In welchen Städten ist die Initiative laut dem Textabschnitt vor Kurzem gestartet?

═══ Textabschnitt

Die gleichnamige Initiative von Studierenden und Beschäftigten aus München stellt sich vor. Darin erfahrt ihr, wie wir Politik an der Uni gegen Krieg machen wollen, welche Politik wir gegenüber Geflüchteten vorschlagen und was mit 100 Milliarden Euro anstatt Aufrüstung getan werden sollte.

Angesichts des Krieges in der Ukraine und den hierauf folgenden Reaktionen, die ein breites Spektrum von Solidarität bis Forderungen nach weiteren Waffenlieferungen abdecken, kann und darf eine klare Positionierung nicht ausbleiben. Dies gilt auch für Studierende und Beschäftigte an deutschen Universitäten, die sich fragen müssen, was es zu tun gibt. In diesem Beitrag stellen wir die Initiative Unis gegen Krieg, Rassismus und Aufrüstung vor, die vor Kurzem in Berlin und München gestartet ist.

══════
═══ Datenteil

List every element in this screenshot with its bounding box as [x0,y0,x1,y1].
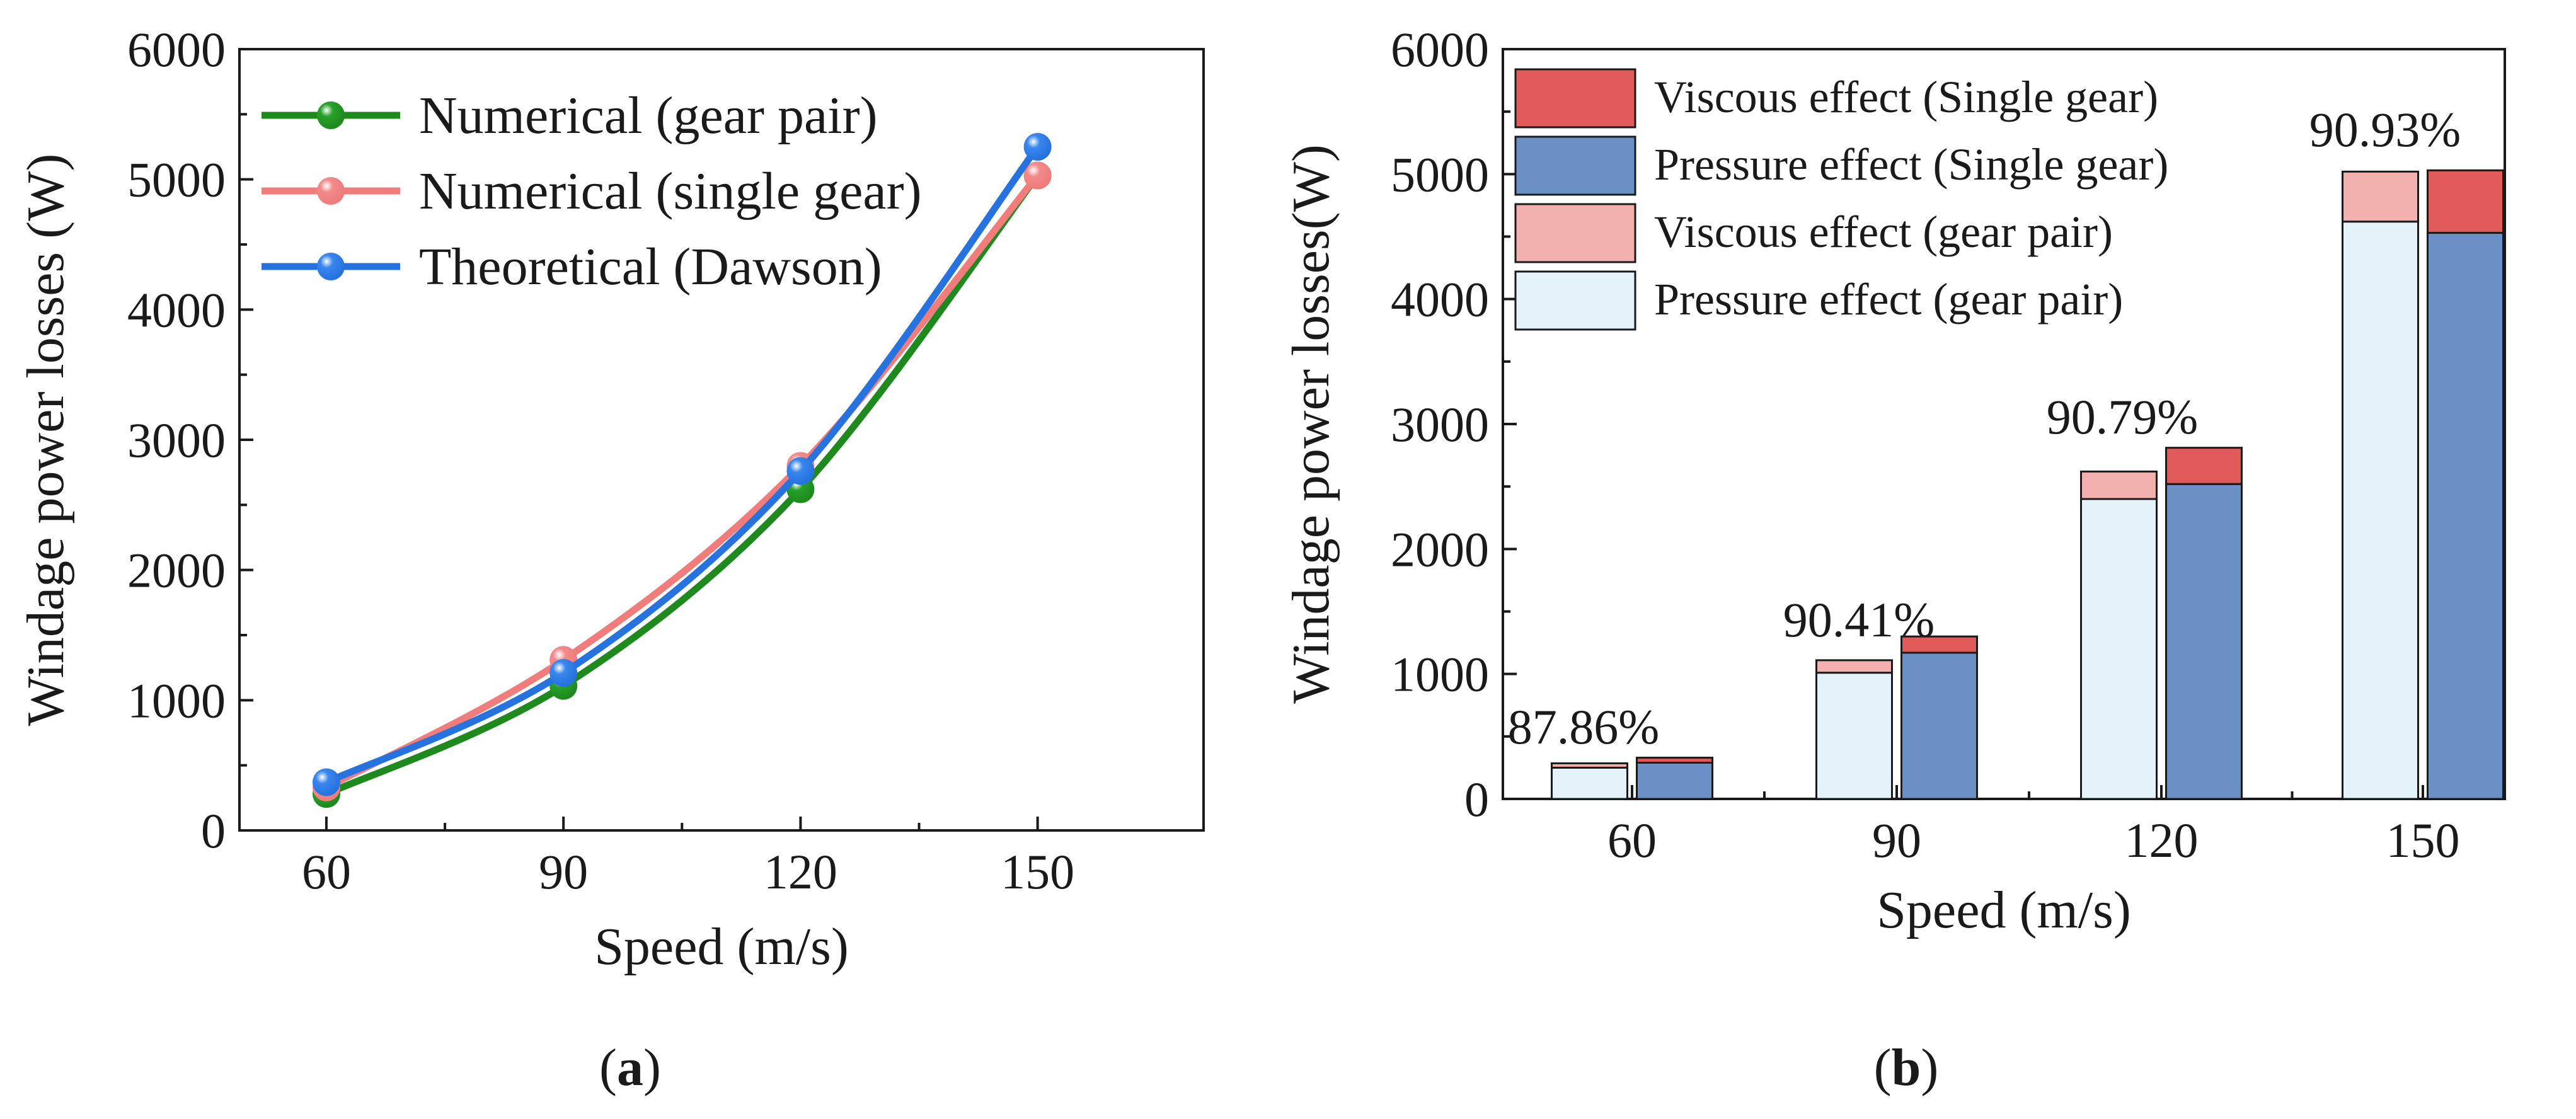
data-point-2 [549,658,578,687]
percent-label-150: 90.93% [2309,102,2461,157]
bar-viscous-effect-gear-pair--90 [1815,659,1893,674]
y-tick-label-b: 5000 [1391,147,1489,202]
legend-marker-a-0 [317,101,345,129]
bar-viscous-effect-single-gear--90 [1900,635,1978,654]
x-tick-label-b: 90 [1872,813,1921,868]
y-axis-label-b: Windage power losses(W) [1282,144,1340,704]
y-axis-b: 0 1000 2000 3000 4000 5000 6000 [1391,22,1517,827]
legend-b: Viscous effect (Single gear) Pressure eff… [1514,68,2168,331]
data-point-2 [1023,133,1052,161]
y-tick-label-b: 4000 [1391,272,1489,327]
bar-viscous-effect-gear-pair--120 [2080,470,2158,500]
y-tick-label-b: 2000 [1391,522,1489,577]
legend-swatch-b-2 [1514,203,1636,263]
percent-label-120: 90.79% [2047,389,2198,444]
x-tick-label-a: 120 [764,844,837,899]
percent-label-90: 90.41% [1783,592,1935,647]
legend-label-a-2: Theoretical (Dawson) [419,238,882,296]
x-axis-label-b: Speed (m/s) [1877,881,2131,939]
panel-letter-b: b [1892,1038,1921,1097]
legend-a: Numerical (gear pair) Numerical (single g… [262,86,922,296]
y-axis-label-a: Windage power losses (W) [16,154,75,726]
x-axis-label-a: Speed (m/s) [594,917,849,976]
bar-viscous-effect-gear-pair--150 [2342,170,2419,223]
x-tick-label-a: 90 [539,844,588,899]
y-tick-label-b: 0 [1464,772,1489,827]
y-tick-label-a: 1000 [127,673,226,728]
bar-viscous-effect-single-gear--150 [2427,169,2504,234]
legend-label-a-0: Numerical (gear pair) [419,86,878,145]
series-line-0 [325,173,1041,798]
bar-pressure-effect-gear-pair--150 [2342,221,2419,800]
legend-swatch-b-0 [1514,68,1636,129]
bar-pressure-effect-gear-pair--60 [1551,766,1628,800]
legend-marker-a-1 [317,177,345,205]
bar-viscous-effect-single-gear--60 [1636,757,1713,764]
stacked-bars-b [1551,169,2504,800]
bar-pressure-effect-single-gear--90 [1900,651,1978,800]
legend-swatch-b-1 [1514,135,1636,196]
legend-label-b-0: Viscous effect (Single gear) [1654,72,2158,122]
y-tick-label-a: 3000 [127,413,226,468]
legend-label-b-1: Pressure effect (Single gear) [1654,139,2168,190]
x-tick-label-b: 150 [2386,813,2460,868]
y-tick-label-a: 0 [201,803,226,858]
y-tick-label-a: 6000 [127,22,226,77]
bar-pressure-effect-gear-pair--90 [1815,672,1893,800]
bar-viscous-effect-gear-pair--60 [1551,762,1628,769]
data-point-1 [1023,161,1052,190]
bar-pressure-effect-gear-pair--120 [2080,498,2158,800]
legend-label-b-2: Viscous effect (gear pair) [1654,207,2113,257]
x-tick-label-a: 150 [1001,844,1074,899]
series-line-1 [325,173,1040,791]
panel-letter-a: a [617,1038,643,1097]
legend-label-a-1: Numerical (single gear) [419,162,922,221]
series-lines-a [312,133,1052,808]
x-tick-label-b: 120 [2125,813,2199,868]
data-point-2 [312,768,340,796]
line-chart-panel-a: 0 1000 2000 3000 4000 5000 6000 60 90 120 150 Num… [16,22,1205,1097]
legend-marker-a-2 [317,253,345,280]
y-tick-label-b: 6000 [1391,22,1489,77]
x-axis-b: 60 90 120 150 [1607,785,2460,868]
bar-viscous-effect-single-gear--120 [2165,447,2243,485]
y-tick-label-b: 3000 [1391,397,1489,452]
y-tick-label-a: 5000 [127,152,226,207]
x-tick-label-a: 60 [302,844,351,899]
legend-label-b-3: Pressure effect (gear pair) [1654,274,2123,324]
percent-label-60: 87.86% [1508,699,1659,754]
panel-label-a: (a) [599,1038,661,1097]
y-axis-a: 0 1000 2000 3000 4000 5000 6000 [127,22,253,858]
y-tick-label-a: 4000 [127,282,226,337]
panel-label-b: (b) [1874,1038,1939,1097]
series-line-2 [325,144,1041,786]
y-tick-label-b: 1000 [1391,647,1489,702]
y-tick-label-a: 2000 [127,543,226,598]
data-point-2 [786,457,815,485]
bar-chart-panel-b: 0 1000 2000 3000 4000 5000 6000 60 90 120 150 87.… [1282,22,2506,1097]
legend-swatch-b-3 [1514,270,1636,331]
x-axis-a: 60 90 120 150 [302,817,1074,899]
bar-pressure-effect-single-gear--60 [1636,761,1713,800]
bar-pressure-effect-single-gear--150 [2427,232,2504,800]
percent-annotations-b: 87.86% 90.41% 90.79% 90.93% [1508,102,2461,754]
bar-pressure-effect-single-gear--120 [2165,483,2243,800]
x-tick-label-b: 60 [1607,813,1657,868]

══════

Antwort:
In Berlin und München.